Figure record extracts
☆ ☆ ☆ ☆ ☆

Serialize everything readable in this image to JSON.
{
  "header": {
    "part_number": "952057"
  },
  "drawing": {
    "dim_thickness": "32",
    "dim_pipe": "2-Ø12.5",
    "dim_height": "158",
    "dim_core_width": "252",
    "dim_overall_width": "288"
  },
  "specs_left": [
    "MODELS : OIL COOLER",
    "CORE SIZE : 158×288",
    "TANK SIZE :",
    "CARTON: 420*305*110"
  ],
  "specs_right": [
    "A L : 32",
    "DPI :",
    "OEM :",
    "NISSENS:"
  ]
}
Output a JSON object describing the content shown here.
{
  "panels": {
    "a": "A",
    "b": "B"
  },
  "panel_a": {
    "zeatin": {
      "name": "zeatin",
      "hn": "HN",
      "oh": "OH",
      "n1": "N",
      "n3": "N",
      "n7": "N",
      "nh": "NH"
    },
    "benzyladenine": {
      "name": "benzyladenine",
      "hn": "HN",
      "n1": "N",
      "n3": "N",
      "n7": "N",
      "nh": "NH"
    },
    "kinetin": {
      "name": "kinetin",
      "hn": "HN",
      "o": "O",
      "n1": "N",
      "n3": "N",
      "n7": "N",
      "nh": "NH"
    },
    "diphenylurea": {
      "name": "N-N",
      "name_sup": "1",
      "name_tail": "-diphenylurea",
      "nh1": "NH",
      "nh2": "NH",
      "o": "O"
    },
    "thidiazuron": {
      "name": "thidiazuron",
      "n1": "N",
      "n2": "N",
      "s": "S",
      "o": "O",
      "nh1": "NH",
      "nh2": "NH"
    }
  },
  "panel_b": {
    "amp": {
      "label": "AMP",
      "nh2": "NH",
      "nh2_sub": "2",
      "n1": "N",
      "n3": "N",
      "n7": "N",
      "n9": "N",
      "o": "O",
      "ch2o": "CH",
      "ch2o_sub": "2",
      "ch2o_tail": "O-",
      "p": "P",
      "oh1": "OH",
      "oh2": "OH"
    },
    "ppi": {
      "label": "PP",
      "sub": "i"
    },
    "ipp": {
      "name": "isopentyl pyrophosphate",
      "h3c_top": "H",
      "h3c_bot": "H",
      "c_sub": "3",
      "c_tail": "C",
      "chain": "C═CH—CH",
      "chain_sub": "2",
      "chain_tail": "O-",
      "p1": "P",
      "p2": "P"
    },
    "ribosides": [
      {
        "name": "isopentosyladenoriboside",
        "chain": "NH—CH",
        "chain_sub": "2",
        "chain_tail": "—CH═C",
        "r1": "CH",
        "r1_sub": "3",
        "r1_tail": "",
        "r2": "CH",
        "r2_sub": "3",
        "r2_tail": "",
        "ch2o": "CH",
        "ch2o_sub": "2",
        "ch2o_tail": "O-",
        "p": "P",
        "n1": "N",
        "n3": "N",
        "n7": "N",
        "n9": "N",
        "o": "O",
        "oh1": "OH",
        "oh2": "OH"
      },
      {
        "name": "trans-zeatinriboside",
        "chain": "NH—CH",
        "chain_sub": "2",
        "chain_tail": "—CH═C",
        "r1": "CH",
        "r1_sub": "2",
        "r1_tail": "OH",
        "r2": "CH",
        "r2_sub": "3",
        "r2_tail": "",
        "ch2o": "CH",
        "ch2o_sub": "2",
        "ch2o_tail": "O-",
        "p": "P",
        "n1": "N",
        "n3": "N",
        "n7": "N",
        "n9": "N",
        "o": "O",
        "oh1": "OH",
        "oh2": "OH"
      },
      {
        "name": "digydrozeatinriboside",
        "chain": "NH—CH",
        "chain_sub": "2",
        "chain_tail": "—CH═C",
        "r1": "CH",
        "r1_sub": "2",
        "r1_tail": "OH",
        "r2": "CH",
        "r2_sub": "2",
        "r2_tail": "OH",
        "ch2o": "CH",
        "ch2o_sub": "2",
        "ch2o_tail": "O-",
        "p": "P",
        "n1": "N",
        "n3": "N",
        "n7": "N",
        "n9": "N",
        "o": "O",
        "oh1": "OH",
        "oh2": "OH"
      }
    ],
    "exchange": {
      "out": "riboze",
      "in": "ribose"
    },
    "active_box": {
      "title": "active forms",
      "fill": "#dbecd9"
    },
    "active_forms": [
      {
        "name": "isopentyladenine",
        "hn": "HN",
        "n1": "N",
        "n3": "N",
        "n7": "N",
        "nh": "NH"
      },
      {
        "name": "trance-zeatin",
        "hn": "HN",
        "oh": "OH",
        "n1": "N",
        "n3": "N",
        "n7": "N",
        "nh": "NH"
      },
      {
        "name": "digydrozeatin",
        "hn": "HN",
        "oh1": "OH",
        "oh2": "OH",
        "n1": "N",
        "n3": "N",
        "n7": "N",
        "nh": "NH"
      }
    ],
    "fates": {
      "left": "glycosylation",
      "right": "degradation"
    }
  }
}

☆ ☆ ☆ ☆ ☆

**Written request**
Copy each line of the data above without altering a single character.

**Correct output**
Serialize everything readable in this image to JSON.
{
  "header": {
    "part_number": "952057"
  },
  "drawing": {
    "dim_thickness": "32",
    "dim_pipe": "2-Ø12.5",
    "dim_height": "158",
    "dim_core_width": "252",
    "dim_overall_width": "288"
  },
  "specs_left": [
    "MODELS : OIL COOLER",
    "CORE SIZE : 158×288",
    "TANK SIZE :",
    "CARTON: 420*305*110"
  ],
  "specs_right": [
    "A L : 32",
    "DPI :",
    "OEM :",
    "NISSENS:"
  ]
}
Output a JSON object describing the content shown here.
{
  "panels": {
    "a": "A",
    "b": "B"
  },
  "panel_a": {
    "zeatin": {
      "name": "zeatin",
      "hn": "HN",
      "oh": "OH",
      "n1": "N",
      "n3": "N",
      "n7": "N",
      "nh": "NH"
    },
    "benzyladenine": {
      "name": "benzyladenine",
      "hn": "HN",
      "n1": "N",
      "n3": "N",
      "n7": "N",
      "nh": "NH"
    },
    "kinetin": {
      "name": "kinetin",
      "hn": "HN",
      "o": "O",
      "n1": "N",
      "n3": "N",
      "n7": "N",
      "nh": "NH"
    },
    "diphenylurea": {
      "name": "N-N",
      "name_sup": "1",
      "name_tail": "-diphenylurea",
      "nh1": "NH",
      "nh2": "NH",
      "o": "O"
    },
    "thidiazuron": {
      "name": "thidiazuron",
      "n1": "N",
      "n2": "N",
      "s": "S",
      "o": "O",
      "nh1": "NH",
      "nh2": "NH"
    }
  },
  "panel_b": {
    "amp": {
      "label": "AMP",
      "nh2": "NH",
      "nh2_sub": "2",
      "n1": "N",
      "n3": "N",
      "n7": "N",
      "n9": "N",
      "o": "O",
      "ch2o": "CH",
      "ch2o_sub": "2",
      "ch2o_tail": "O-",
      "p": "P",
      "oh1": "OH",
      "oh2": "OH"
    },
    "ppi": {
      "label": "PP",
      "sub": "i"
    },
    "ipp": {
      "name": "isopentyl pyrophosphate",
      "h3c_top": "H",
      "h3c_bot": "H",
      "c_sub": "3",
      "c_tail": "C",
      "chain": "C═CH—CH",
      "chain_sub": "2",
      "chain_tail": "O-",
      "p1": "P",
      "p2": "P"
    },
    "ribosides": [
      {
        "name": "isopentosyladenoriboside",
        "chain": "NH—CH",
        "chain_sub": "2",
        "chain_tail": "—CH═C",
        "r1": "CH",
        "r1_sub": "3",
        "r1_tail": "",
        "r2": "CH",
        "r2_sub": "3",
        "r2_tail": "",
        "ch2o": "CH",
        "ch2o_sub": "2",
        "ch2o_tail": "O-",
        "p": "P",
        "n1": "N",
        "n3": "N",
        "n7": "N",
        "n9": "N",
        "o": "O",
        "oh1": "OH",
        "oh2": "OH"
      },
      {
        "name": "trans-zeatinriboside",
        "chain": "NH—CH",
        "chain_sub": "2",
        "chain_tail": "—CH═C",
        "r1": "CH",
        "r1_sub": "2",
        "r1_tail": "OH",
        "r2": "CH",
        "r2_sub": "3",
        "r2_tail": "",
        "ch2o": "CH",
        "ch2o_sub": "2",
        "ch2o_tail": "O-",
        "p": "P",
        "n1": "N",
        "n3": "N",
        "n7": "N",
        "n9": "N",
        "o": "O",
        "oh1": "OH",
        "oh2": "OH"
      },
      {
        "name": "digydrozeatinriboside",
        "chain": "NH—CH",
        "chain_sub": "2",
        "chain_tail": "—CH═C",
        "r1": "CH",
        "r1_sub": "2",
        "r1_tail": "OH",
        "r2": "CH",
        "r2_sub": "2",
        "r2_tail": "OH",
        "ch2o": "CH",
        "ch2o_sub": "2",
        "ch2o_tail": "O-",
        "p": "P",
        "n1": "N",
        "n3": "N",
        "n7": "N",
        "n9": "N",
        "o": "O",
        "oh1": "OH",
        "oh2": "OH"
      }
    ],
    "exchange": {
      "out": "riboze",
      "in": "ribose"
    },
    "active_box": {
      "title": "active forms",
      "fill": "#dbecd9"
    },
    "active_forms": [
      {
        "name": "isopentyladenine",
        "hn": "HN",
        "n1": "N",
        "n3": "N",
        "n7": "N",
        "nh": "NH"
      },
      {
        "name": "trance-zeatin",
        "hn": "HN",
        "oh": "OH",
        "n1": "N",
        "n3": "N",
        "n7": "N",
        "nh": "NH"
      },
      {
        "name": "digydrozeatin",
        "hn": "HN",
        "oh1": "OH",
        "oh2": "OH",
        "n1": "N",
        "n3": "N",
        "n7": "N",
        "nh": "NH"
      }
    ],
    "fates": {
      "left": "glycosylation",
      "right": "degradation"
    }
  }
}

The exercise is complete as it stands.